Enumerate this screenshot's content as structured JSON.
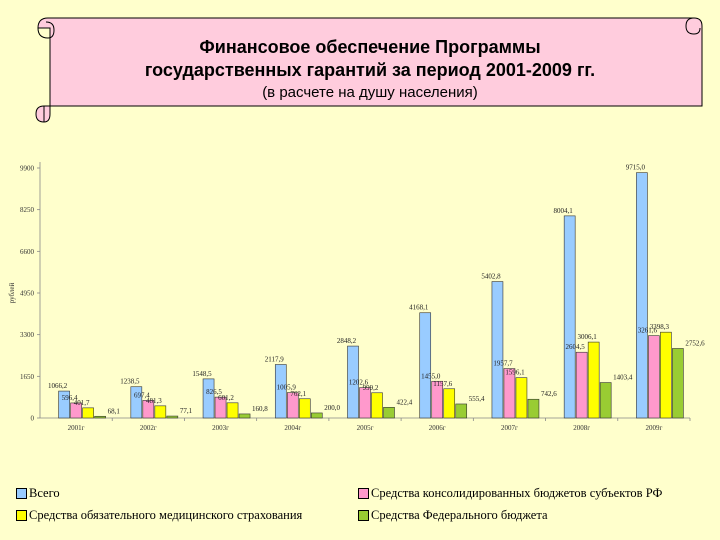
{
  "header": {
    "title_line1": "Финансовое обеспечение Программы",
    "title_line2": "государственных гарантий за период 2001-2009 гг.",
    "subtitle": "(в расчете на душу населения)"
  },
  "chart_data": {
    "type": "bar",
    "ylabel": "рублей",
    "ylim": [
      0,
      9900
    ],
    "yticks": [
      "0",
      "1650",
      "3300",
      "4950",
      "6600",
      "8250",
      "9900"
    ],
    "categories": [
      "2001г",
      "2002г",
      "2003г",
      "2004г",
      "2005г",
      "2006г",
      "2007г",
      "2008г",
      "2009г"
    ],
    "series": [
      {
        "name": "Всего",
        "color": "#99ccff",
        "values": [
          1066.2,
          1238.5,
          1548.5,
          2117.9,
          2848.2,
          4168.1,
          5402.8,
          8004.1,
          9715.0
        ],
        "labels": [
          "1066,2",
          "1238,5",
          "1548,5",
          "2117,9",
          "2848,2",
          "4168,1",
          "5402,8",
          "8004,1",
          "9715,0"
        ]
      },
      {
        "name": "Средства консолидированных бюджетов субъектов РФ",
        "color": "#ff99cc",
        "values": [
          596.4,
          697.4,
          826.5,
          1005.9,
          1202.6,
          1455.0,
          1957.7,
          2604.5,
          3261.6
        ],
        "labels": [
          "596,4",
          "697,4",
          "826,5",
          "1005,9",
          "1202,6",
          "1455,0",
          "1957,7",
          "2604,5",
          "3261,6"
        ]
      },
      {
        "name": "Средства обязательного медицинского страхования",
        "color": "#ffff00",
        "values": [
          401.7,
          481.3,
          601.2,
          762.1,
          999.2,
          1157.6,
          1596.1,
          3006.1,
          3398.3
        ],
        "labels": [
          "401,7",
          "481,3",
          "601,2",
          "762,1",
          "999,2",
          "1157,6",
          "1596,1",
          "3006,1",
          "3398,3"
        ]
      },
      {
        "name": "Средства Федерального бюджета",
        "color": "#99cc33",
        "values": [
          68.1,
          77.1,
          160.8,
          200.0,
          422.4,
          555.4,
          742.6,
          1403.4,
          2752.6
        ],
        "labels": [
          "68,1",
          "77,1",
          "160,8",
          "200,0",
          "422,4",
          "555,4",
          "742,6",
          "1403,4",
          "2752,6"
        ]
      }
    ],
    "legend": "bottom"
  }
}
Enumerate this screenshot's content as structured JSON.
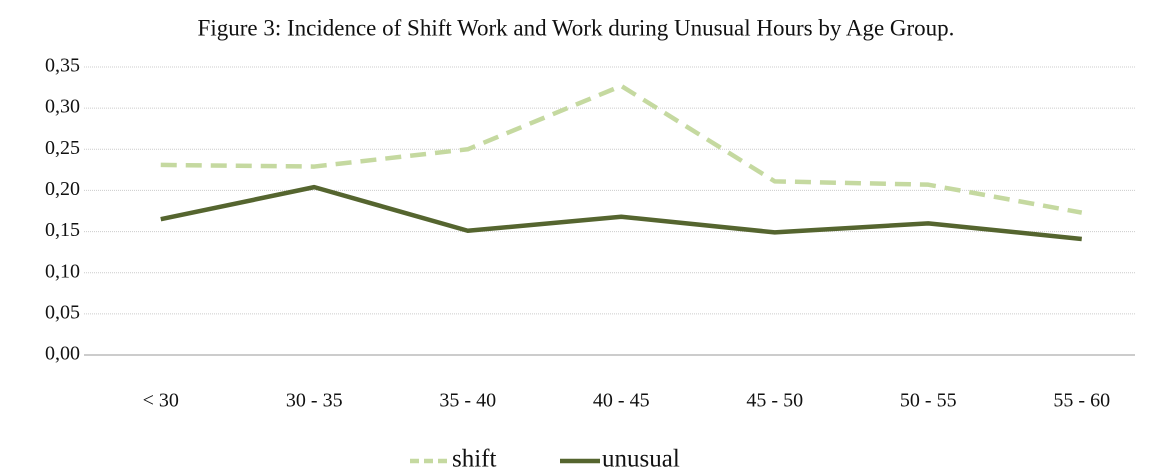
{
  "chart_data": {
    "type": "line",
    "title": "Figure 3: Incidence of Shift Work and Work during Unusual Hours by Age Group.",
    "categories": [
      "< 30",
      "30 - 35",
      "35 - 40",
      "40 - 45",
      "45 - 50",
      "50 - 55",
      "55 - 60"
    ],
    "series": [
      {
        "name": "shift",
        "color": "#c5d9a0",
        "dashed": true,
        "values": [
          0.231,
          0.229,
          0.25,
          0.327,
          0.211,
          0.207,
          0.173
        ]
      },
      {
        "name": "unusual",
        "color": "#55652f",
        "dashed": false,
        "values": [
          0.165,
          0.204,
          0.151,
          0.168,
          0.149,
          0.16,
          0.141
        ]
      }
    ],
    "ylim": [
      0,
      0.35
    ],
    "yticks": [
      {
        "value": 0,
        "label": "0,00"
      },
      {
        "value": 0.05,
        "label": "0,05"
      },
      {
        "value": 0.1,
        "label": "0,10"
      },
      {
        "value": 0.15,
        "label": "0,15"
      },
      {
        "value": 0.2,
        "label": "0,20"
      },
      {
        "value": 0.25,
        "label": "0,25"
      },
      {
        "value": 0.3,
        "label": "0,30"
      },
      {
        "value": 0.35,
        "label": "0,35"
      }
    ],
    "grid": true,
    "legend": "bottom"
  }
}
————————
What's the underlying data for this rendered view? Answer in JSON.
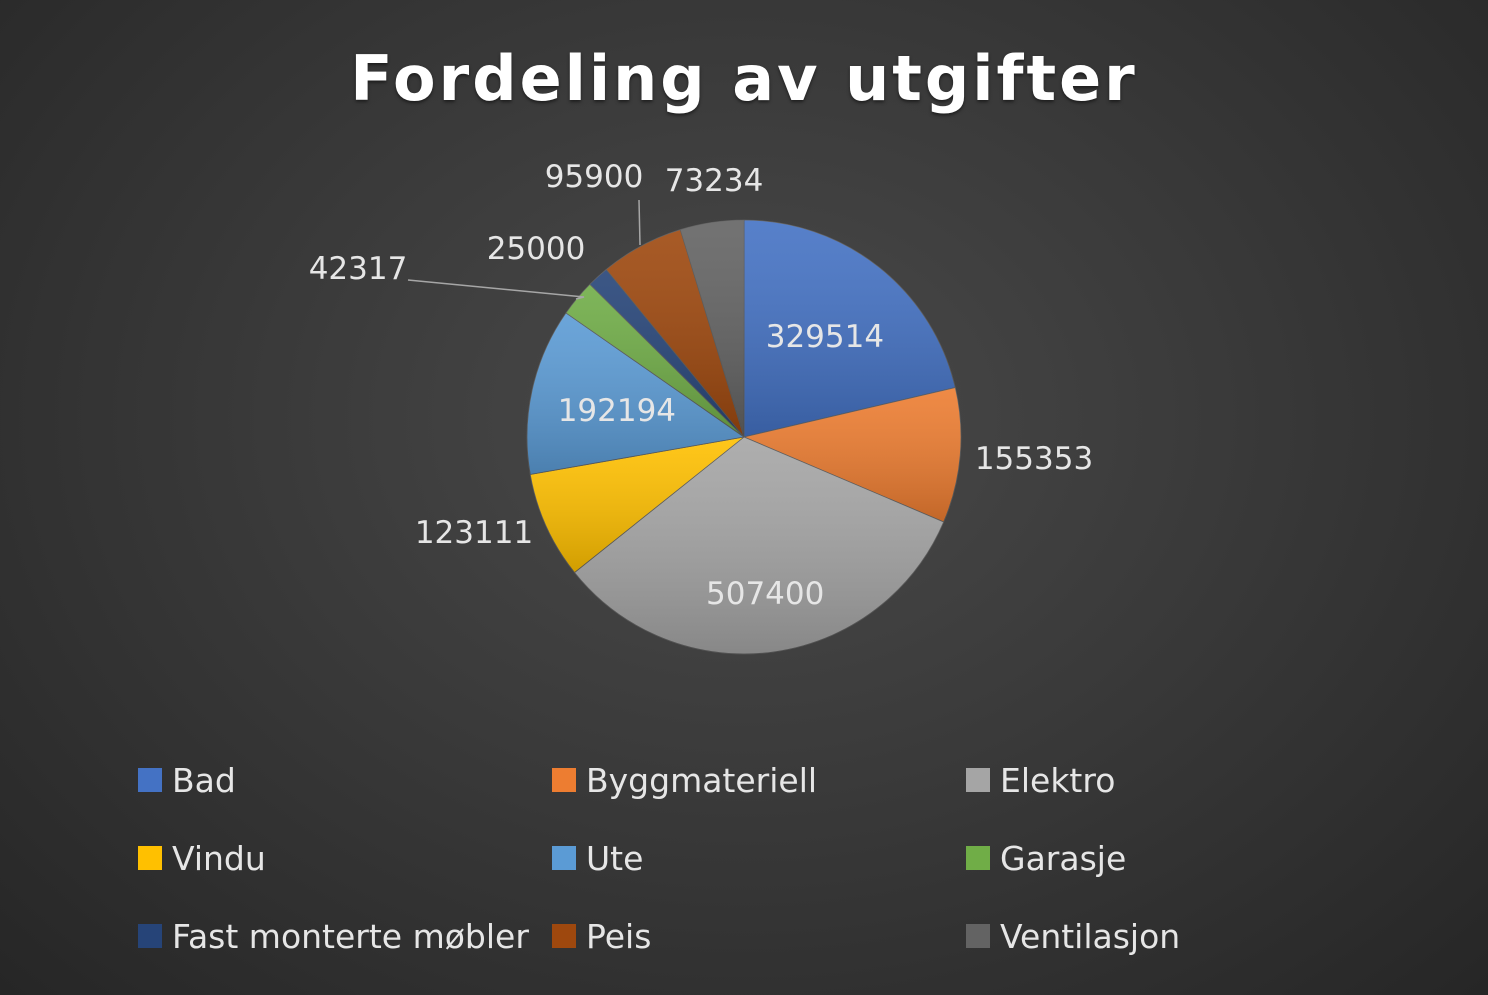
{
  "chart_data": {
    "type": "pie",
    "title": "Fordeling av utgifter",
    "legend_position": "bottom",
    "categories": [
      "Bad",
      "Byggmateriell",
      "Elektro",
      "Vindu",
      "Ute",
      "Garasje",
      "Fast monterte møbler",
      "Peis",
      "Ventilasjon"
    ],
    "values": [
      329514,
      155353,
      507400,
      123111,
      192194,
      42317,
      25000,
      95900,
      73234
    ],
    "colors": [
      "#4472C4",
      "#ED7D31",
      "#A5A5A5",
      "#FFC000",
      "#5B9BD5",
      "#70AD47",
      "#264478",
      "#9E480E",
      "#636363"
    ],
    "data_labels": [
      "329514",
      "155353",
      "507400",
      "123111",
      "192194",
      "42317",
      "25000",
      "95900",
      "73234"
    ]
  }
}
————————
__WHAT YOU NEED TO DO__
Look through the listing and extract every line with "name" in it.

__ANSWER TO THIS EXERCISE__
        "name": "Всего",
        "name": "Средства консолидированных бюджетов субъектов РФ",
        "name": "Средства обязательного медицинского страхования",
        "name": "Средства Федерального бюджета",
        "name": "shift",
        "name": "unusual",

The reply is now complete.